Task objective
Give the count of lines containing the string "Tomas", with no other output.

Records provided
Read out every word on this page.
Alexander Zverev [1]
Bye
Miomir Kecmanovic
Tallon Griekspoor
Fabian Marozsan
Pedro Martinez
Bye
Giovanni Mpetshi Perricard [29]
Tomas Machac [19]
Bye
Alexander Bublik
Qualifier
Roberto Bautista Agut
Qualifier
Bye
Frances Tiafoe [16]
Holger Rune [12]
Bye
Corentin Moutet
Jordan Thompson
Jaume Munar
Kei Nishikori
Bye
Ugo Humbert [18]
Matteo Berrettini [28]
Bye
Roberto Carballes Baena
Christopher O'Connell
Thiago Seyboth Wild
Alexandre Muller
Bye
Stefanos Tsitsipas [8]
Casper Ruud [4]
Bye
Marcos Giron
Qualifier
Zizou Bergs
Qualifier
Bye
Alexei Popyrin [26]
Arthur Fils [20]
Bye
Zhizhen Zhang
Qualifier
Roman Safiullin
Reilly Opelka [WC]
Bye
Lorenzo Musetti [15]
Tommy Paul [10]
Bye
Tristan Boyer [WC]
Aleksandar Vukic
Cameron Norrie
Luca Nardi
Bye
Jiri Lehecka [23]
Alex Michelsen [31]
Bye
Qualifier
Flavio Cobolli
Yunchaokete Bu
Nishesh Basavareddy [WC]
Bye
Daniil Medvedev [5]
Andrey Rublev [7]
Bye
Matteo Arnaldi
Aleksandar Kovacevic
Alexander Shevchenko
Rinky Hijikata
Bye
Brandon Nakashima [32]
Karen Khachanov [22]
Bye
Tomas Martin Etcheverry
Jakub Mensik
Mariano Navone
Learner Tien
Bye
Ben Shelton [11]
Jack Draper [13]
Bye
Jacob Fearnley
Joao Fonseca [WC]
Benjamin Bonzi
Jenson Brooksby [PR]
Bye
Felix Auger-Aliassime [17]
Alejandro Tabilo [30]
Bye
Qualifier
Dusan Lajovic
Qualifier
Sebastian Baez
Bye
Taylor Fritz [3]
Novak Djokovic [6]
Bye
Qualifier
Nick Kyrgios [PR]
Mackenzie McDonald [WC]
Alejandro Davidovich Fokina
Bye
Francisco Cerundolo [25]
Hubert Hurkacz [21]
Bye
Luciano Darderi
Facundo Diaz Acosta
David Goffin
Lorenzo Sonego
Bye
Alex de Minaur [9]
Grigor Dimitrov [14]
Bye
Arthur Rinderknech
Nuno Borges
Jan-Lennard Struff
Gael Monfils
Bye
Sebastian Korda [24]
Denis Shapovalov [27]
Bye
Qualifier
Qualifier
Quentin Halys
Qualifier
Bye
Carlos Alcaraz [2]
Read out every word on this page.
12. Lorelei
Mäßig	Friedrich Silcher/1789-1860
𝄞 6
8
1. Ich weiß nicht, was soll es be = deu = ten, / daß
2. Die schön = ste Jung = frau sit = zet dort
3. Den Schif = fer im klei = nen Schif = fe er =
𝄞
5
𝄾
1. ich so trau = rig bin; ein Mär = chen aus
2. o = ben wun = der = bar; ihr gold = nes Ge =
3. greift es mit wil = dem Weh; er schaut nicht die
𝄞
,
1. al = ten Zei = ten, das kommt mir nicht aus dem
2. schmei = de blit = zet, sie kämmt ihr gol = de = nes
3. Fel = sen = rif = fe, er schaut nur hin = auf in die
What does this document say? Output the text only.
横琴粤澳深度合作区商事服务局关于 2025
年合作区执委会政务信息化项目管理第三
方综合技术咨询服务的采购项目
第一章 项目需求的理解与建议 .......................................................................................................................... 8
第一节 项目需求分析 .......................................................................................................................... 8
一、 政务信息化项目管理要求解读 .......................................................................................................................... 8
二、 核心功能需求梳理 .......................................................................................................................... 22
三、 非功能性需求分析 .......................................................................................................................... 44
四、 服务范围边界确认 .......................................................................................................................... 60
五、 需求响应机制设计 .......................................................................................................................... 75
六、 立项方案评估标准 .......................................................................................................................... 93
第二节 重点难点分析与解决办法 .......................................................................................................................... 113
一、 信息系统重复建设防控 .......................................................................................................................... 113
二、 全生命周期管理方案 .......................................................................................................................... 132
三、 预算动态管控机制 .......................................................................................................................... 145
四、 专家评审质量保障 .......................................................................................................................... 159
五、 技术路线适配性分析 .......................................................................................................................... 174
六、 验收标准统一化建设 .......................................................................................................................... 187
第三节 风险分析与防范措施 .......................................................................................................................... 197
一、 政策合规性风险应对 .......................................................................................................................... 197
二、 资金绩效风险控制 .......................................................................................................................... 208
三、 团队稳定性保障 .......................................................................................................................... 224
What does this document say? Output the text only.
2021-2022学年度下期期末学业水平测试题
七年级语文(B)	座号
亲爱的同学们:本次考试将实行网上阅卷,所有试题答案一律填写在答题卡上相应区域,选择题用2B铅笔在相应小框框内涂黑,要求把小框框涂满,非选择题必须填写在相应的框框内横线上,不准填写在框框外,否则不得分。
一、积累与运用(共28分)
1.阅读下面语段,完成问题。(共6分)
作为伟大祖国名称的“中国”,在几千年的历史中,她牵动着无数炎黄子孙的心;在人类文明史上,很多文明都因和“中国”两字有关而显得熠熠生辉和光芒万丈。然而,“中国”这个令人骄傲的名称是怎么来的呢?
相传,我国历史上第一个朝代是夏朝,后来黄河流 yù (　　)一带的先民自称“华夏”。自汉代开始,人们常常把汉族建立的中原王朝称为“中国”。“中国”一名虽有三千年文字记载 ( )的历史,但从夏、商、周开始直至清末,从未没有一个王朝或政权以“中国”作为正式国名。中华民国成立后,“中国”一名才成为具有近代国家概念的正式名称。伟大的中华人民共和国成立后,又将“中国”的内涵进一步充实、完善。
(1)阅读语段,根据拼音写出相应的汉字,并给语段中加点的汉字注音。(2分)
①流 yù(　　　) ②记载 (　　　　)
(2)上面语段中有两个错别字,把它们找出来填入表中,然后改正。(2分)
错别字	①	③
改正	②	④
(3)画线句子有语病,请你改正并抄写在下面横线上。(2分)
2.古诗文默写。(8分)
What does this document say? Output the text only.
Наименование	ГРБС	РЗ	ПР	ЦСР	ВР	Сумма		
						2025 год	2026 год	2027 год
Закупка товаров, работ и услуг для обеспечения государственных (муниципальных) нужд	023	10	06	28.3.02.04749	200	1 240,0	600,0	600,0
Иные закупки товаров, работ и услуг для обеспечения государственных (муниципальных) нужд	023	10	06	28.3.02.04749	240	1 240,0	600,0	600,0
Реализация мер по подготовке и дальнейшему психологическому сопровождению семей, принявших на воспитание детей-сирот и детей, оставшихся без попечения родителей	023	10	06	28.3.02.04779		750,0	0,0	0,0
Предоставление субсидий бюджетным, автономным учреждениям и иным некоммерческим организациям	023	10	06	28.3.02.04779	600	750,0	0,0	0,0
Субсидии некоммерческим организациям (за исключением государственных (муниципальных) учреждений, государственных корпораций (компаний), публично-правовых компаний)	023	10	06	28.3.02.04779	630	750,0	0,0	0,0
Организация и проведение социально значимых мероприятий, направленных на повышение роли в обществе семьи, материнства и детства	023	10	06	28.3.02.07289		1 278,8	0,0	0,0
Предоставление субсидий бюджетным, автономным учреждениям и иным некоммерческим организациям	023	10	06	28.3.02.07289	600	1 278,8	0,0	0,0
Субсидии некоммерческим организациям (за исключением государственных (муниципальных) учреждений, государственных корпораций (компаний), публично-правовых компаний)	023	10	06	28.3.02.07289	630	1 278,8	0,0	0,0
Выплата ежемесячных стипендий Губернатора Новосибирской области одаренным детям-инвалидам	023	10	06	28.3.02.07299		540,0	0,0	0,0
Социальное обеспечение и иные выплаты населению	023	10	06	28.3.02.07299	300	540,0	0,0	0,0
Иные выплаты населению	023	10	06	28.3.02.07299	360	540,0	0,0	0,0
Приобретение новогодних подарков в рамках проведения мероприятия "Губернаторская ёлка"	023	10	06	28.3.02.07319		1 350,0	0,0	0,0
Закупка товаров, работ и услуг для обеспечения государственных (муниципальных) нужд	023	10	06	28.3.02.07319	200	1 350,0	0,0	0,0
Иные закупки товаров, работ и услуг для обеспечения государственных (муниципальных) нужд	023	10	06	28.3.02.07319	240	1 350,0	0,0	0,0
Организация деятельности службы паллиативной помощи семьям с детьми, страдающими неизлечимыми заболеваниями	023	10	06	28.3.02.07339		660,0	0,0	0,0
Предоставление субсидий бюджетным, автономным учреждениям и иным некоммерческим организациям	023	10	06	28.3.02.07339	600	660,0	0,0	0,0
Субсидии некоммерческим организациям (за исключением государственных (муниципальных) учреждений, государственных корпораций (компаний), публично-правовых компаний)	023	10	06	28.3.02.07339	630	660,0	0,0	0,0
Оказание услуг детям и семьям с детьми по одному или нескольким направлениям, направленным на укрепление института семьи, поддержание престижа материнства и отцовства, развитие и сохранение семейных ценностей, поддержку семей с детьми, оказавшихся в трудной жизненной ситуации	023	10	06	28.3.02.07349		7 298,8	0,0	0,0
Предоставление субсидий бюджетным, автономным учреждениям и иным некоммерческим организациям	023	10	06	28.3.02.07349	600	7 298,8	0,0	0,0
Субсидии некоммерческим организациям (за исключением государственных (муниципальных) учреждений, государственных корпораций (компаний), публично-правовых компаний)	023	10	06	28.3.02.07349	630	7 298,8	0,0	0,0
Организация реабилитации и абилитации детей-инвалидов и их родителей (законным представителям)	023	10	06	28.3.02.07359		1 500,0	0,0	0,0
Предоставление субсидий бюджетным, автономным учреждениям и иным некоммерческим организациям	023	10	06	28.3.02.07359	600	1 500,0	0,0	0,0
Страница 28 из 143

Response
2